Data excerpts:
--*--

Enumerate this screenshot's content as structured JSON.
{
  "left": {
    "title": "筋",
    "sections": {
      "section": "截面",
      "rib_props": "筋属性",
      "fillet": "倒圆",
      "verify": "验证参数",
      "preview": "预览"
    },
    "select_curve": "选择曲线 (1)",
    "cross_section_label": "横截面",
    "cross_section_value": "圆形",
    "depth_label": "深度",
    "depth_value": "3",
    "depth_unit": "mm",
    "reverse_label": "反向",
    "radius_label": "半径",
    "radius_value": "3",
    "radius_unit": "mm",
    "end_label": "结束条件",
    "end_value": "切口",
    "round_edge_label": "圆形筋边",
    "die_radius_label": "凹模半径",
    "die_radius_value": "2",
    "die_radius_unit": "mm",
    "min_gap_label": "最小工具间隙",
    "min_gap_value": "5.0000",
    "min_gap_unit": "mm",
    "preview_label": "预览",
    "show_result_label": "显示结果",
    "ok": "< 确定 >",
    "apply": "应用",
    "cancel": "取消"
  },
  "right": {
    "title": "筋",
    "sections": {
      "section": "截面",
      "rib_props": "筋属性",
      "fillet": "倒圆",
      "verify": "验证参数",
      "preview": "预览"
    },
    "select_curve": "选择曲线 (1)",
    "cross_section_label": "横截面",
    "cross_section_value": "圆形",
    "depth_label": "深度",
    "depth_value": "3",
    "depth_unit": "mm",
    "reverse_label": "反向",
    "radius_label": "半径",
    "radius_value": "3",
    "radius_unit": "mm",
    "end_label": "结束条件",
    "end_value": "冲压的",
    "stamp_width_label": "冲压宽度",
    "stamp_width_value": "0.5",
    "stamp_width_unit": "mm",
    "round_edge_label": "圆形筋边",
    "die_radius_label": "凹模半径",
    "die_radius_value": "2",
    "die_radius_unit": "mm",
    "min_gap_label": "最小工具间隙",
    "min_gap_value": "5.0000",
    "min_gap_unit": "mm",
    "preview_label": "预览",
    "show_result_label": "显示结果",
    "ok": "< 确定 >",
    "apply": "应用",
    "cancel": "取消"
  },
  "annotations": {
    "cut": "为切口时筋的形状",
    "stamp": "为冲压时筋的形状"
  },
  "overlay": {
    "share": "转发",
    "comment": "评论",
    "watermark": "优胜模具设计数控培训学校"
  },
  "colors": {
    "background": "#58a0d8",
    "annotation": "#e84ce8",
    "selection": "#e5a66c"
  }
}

--*--

The exercise:
Repeat all the entries word for word.

Exercise result:
Enumerate this screenshot's content as structured JSON.
{
  "left": {
    "title": "筋",
    "sections": {
      "section": "截面",
      "rib_props": "筋属性",
      "fillet": "倒圆",
      "verify": "验证参数",
      "preview": "预览"
    },
    "select_curve": "选择曲线 (1)",
    "cross_section_label": "横截面",
    "cross_section_value": "圆形",
    "depth_label": "深度",
    "depth_value": "3",
    "depth_unit": "mm",
    "reverse_label": "反向",
    "radius_label": "半径",
    "radius_value": "3",
    "radius_unit": "mm",
    "end_label": "结束条件",
    "end_value": "切口",
    "round_edge_label": "圆形筋边",
    "die_radius_label": "凹模半径",
    "die_radius_value": "2",
    "die_radius_unit": "mm",
    "min_gap_label": "最小工具间隙",
    "min_gap_value": "5.0000",
    "min_gap_unit": "mm",
    "preview_label": "预览",
    "show_result_label": "显示结果",
    "ok": "< 确定 >",
    "apply": "应用",
    "cancel": "取消"
  },
  "right": {
    "title": "筋",
    "sections": {
      "section": "截面",
      "rib_props": "筋属性",
      "fillet": "倒圆",
      "verify": "验证参数",
      "preview": "预览"
    },
    "select_curve": "选择曲线 (1)",
    "cross_section_label": "横截面",
    "cross_section_value": "圆形",
    "depth_label": "深度",
    "depth_value": "3",
    "depth_unit": "mm",
    "reverse_label": "反向",
    "radius_label": "半径",
    "radius_value": "3",
    "radius_unit": "mm",
    "end_label": "结束条件",
    "end_value": "冲压的",
    "stamp_width_label": "冲压宽度",
    "stamp_width_value": "0.5",
    "stamp_width_unit": "mm",
    "round_edge_label": "圆形筋边",
    "die_radius_label": "凹模半径",
    "die_radius_value": "2",
    "die_radius_unit": "mm",
    "min_gap_label": "最小工具间隙",
    "min_gap_value": "5.0000",
    "min_gap_unit": "mm",
    "preview_label": "预览",
    "show_result_label": "显示结果",
    "ok": "< 确定 >",
    "apply": "应用",
    "cancel": "取消"
  },
  "annotations": {
    "cut": "为切口时筋的形状",
    "stamp": "为冲压时筋的形状"
  },
  "overlay": {
    "share": "转发",
    "comment": "评论",
    "watermark": "优胜模具设计数控培训学校"
  },
  "colors": {
    "background": "#58a0d8",
    "annotation": "#e84ce8",
    "selection": "#e5a66c"
  }
}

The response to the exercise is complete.